**Data records:**

┌──

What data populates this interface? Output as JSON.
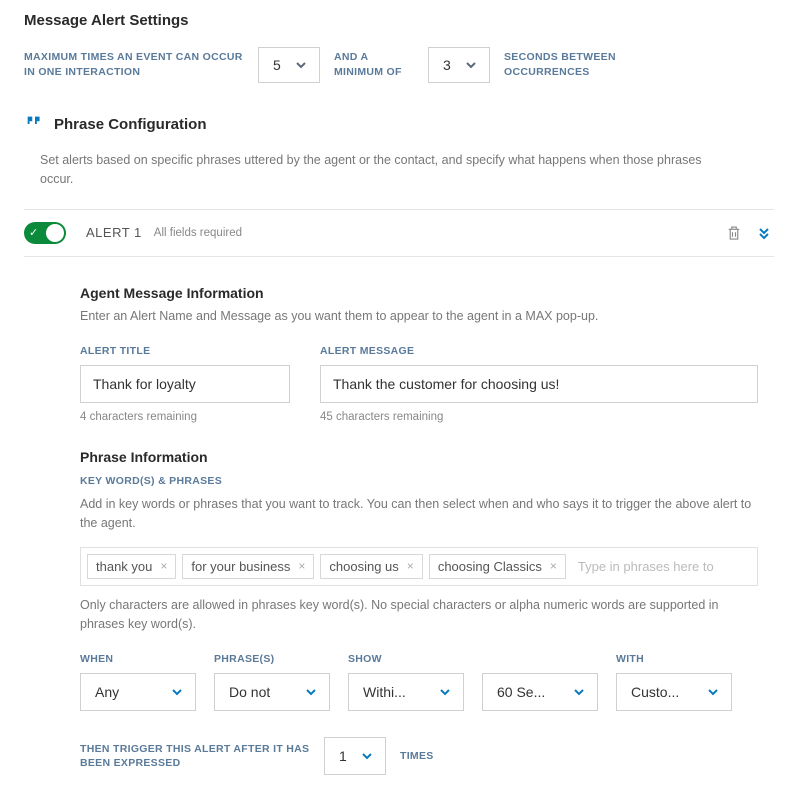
{
  "header": {
    "title": "Message Alert Settings",
    "max_times_label": "MAXIMUM TIMES AN EVENT CAN OCCUR IN ONE INTERACTION",
    "max_times_value": "5",
    "and_min_label": "AND A MINIMUM OF",
    "and_min_value": "3",
    "seconds_label": "SECONDS BETWEEN OCCURRENCES"
  },
  "phrase_config": {
    "title": "Phrase Configuration",
    "description": "Set alerts based on specific phrases uttered by the agent or the contact, and specify what happens when those phrases occur."
  },
  "alert": {
    "name": "ALERT 1",
    "required_text": "All fields required",
    "agent_info": {
      "title": "Agent Message Information",
      "description": "Enter an Alert Name and Message as you want them to appear to the agent in a MAX pop-up.",
      "alert_title_label": "ALERT TITLE",
      "alert_title_value": "Thank for loyalty",
      "alert_title_hint": "4 characters remaining",
      "alert_msg_label": "ALERT MESSAGE",
      "alert_msg_value": "Thank the customer for choosing us!",
      "alert_msg_hint": "45 characters remaining"
    },
    "phrase_info": {
      "title": "Phrase Information",
      "keywords_label": "KEY WORD(S) & PHRASES",
      "keywords_desc": "Add in key words or phrases that you want to track. You can then select when and who says it to trigger the above alert to the agent.",
      "tags": [
        "thank you",
        "for your business",
        "choosing us",
        "choosing Classics"
      ],
      "tag_placeholder": "Type in phrases here to",
      "keywords_note": "Only characters are allowed in phrases key word(s). No special characters or alpha numeric words are supported in phrases key word(s).",
      "params": {
        "when_label": "WHEN",
        "when_value": "Any",
        "phrases_label": "PHRASE(S)",
        "phrases_value": "Do not",
        "show_label": "SHOW",
        "show_value": "Withi...",
        "blank_label": "",
        "blank_value": "60 Se...",
        "with_label": "WITH",
        "with_value": "Custo..."
      },
      "trigger_label": "THEN TRIGGER THIS ALERT AFTER IT HAS BEEN EXPRESSED",
      "trigger_value": "1",
      "trigger_after": "TIMES"
    }
  }
}
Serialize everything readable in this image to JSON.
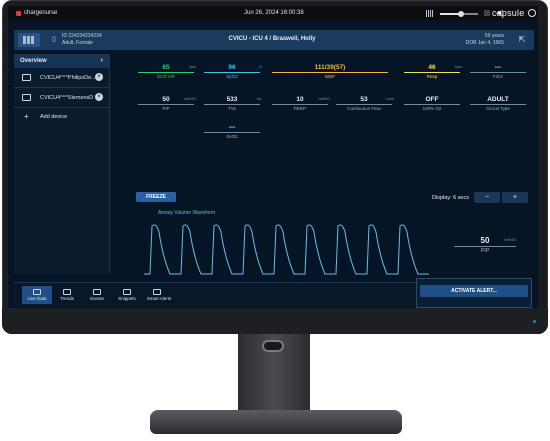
{
  "topbar": {
    "user": "chargenurse",
    "datetime": "Jun 26, 2024  16:00:38",
    "brand": "capsule",
    "brightness_fraction": 0.55
  },
  "patient": {
    "id_line": "ID 234234234234",
    "demo_line": "Adult, Female",
    "location": "CVICU - ICU 4 / Braswell, Holly",
    "age": "59 years",
    "dob": "DOB Jan 4, 1965"
  },
  "sidebar": {
    "title": "Overview",
    "devices": [
      {
        "label": "CVICU4^^^PhilipsDe..."
      },
      {
        "label": "CVICU4^^^SiemensD"
      }
    ],
    "add_label": "Add device"
  },
  "vitals": [
    {
      "value": "65",
      "unit": "bpm",
      "label": "ECG HR",
      "color": "green"
    },
    {
      "value": "96",
      "unit": "%",
      "label": "SpO2",
      "color": "cyan"
    },
    {
      "value": "111/39(57)",
      "unit": "",
      "label": "NIBP",
      "color": "orange"
    },
    {
      "value": "46",
      "unit": "bpm",
      "label": "Resp",
      "color": "yellow"
    },
    {
      "value": "---",
      "unit": "",
      "label": "FiO2",
      "color": ""
    },
    {
      "value": "50",
      "unit": "cmH2O",
      "label": "PIP",
      "color": ""
    },
    {
      "value": "533",
      "unit": "mL",
      "label": "TVe",
      "color": ""
    },
    {
      "value": "10",
      "unit": "cmH2O",
      "label": "PEEP",
      "color": ""
    },
    {
      "value": "53",
      "unit": "L/min",
      "label": "Continuous Flow",
      "color": ""
    },
    {
      "value": "OFF",
      "unit": "",
      "label": "100% O2",
      "color": ""
    },
    {
      "value": "ADULT",
      "unit": "",
      "label": "Circuit Type",
      "color": ""
    },
    {
      "value": "---",
      "unit": "",
      "label": "SvO2",
      "color": ""
    }
  ],
  "controls": {
    "freeze": "FREEZE",
    "display": "Display: 6 secs",
    "minus": "−",
    "plus": "+"
  },
  "waveform": {
    "title": "Airway Volume Waveform",
    "pip_value": "50",
    "pip_unit": "cmH2O",
    "pip_label": "PIP",
    "color": "#5ec0e6"
  },
  "tabs": [
    {
      "label": "Live Data",
      "active": true
    },
    {
      "label": "Trends"
    },
    {
      "label": "Events"
    },
    {
      "label": "Snippets"
    },
    {
      "label": "Smart Alerts"
    }
  ],
  "alert_button": "ACTIVATE ALERT..."
}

└──

**YOUR TASK:** Quote the data exactly, leaving every image out of the copy.

**SOLUTION:**
What data populates this interface? Output as JSON.
{
  "header": {
    "title": "Message Alert Settings",
    "max_times_label": "MAXIMUM TIMES AN EVENT CAN OCCUR IN ONE INTERACTION",
    "max_times_value": "5",
    "and_min_label": "AND A MINIMUM OF",
    "and_min_value": "3",
    "seconds_label": "SECONDS BETWEEN OCCURRENCES"
  },
  "phrase_config": {
    "title": "Phrase Configuration",
    "description": "Set alerts based on specific phrases uttered by the agent or the contact, and specify what happens when those phrases occur."
  },
  "alert": {
    "name": "ALERT 1",
    "required_text": "All fields required",
    "agent_info": {
      "title": "Agent Message Information",
      "description": "Enter an Alert Name and Message as you want them to appear to the agent in a MAX pop-up.",
      "alert_title_label": "ALERT TITLE",
      "alert_title_value": "Thank for loyalty",
      "alert_title_hint": "4 characters remaining",
      "alert_msg_label": "ALERT MESSAGE",
      "alert_msg_value": "Thank the customer for choosing us!",
      "alert_msg_hint": "45 characters remaining"
    },
    "phrase_info": {
      "title": "Phrase Information",
      "keywords_label": "KEY WORD(S) & PHRASES",
      "keywords_desc": "Add in key words or phrases that you want to track. You can then select when and who says it to trigger the above alert to the agent.",
      "tags": [
        "thank you",
        "for your business",
        "choosing us",
        "choosing Classics"
      ],
      "tag_placeholder": "Type in phrases here to",
      "keywords_note": "Only characters are allowed in phrases key word(s). No special characters or alpha numeric words are supported in phrases key word(s).",
      "params": {
        "when_label": "WHEN",
        "when_value": "Any",
        "phrases_label": "PHRASE(S)",
        "phrases_value": "Do not",
        "show_label": "SHOW",
        "show_value": "Withi...",
        "blank_label": "",
        "blank_value": "60 Se...",
        "with_label": "WITH",
        "with_value": "Custo..."
      },
      "trigger_label": "THEN TRIGGER THIS ALERT AFTER IT HAS BEEN EXPRESSED",
      "trigger_value": "1",
      "trigger_after": "TIMES"
    }
  }
}
Serialize everything readable in this image to JSON.
{
  "topbar": {
    "user": "chargenurse",
    "datetime": "Jun 26, 2024  16:00:38",
    "brand": "capsule",
    "brightness_fraction": 0.55
  },
  "patient": {
    "id_line": "ID 234234234234",
    "demo_line": "Adult, Female",
    "location": "CVICU - ICU 4 / Braswell, Holly",
    "age": "59 years",
    "dob": "DOB Jan 4, 1965"
  },
  "sidebar": {
    "title": "Overview",
    "devices": [
      {
        "label": "CVICU4^^^PhilipsDe..."
      },
      {
        "label": "CVICU4^^^SiemensD"
      }
    ],
    "add_label": "Add device"
  },
  "vitals": [
    {
      "value": "65",
      "unit": "bpm",
      "label": "ECG HR",
      "color": "green"
    },
    {
      "value": "96",
      "unit": "%",
      "label": "SpO2",
      "color": "cyan"
    },
    {
      "value": "111/39(57)",
      "unit": "",
      "label": "NIBP",
      "color": "orange"
    },
    {
      "value": "46",
      "unit": "bpm",
      "label": "Resp",
      "color": "yellow"
    },
    {
      "value": "---",
      "unit": "",
      "label": "FiO2",
      "color": ""
    },
    {
      "value": "50",
      "unit": "cmH2O",
      "label": "PIP",
      "color": ""
    },
    {
      "value": "533",
      "unit": "mL",
      "label": "TVe",
      "color": ""
    },
    {
      "value": "10",
      "unit": "cmH2O",
      "label": "PEEP",
      "color": ""
    },
    {
      "value": "53",
      "unit": "L/min",
      "label": "Continuous Flow",
      "color": ""
    },
    {
      "value": "OFF",
      "unit": "",
      "label": "100% O2",
      "color": ""
    },
    {
      "value": "ADULT",
      "unit": "",
      "label": "Circuit Type",
      "color": ""
    },
    {
      "value": "---",
      "unit": "",
      "label": "SvO2",
      "color": ""
    }
  ],
  "controls": {
    "freeze": "FREEZE",
    "display": "Display: 6 secs",
    "minus": "−",
    "plus": "+"
  },
  "waveform": {
    "title": "Airway Volume Waveform",
    "pip_value": "50",
    "pip_unit": "cmH2O",
    "pip_label": "PIP",
    "color": "#5ec0e6"
  },
  "tabs": [
    {
      "label": "Live Data",
      "active": true
    },
    {
      "label": "Trends"
    },
    {
      "label": "Events"
    },
    {
      "label": "Snippets"
    },
    {
      "label": "Smart Alerts"
    }
  ],
  "alert_button": "ACTIVATE ALERT..."
}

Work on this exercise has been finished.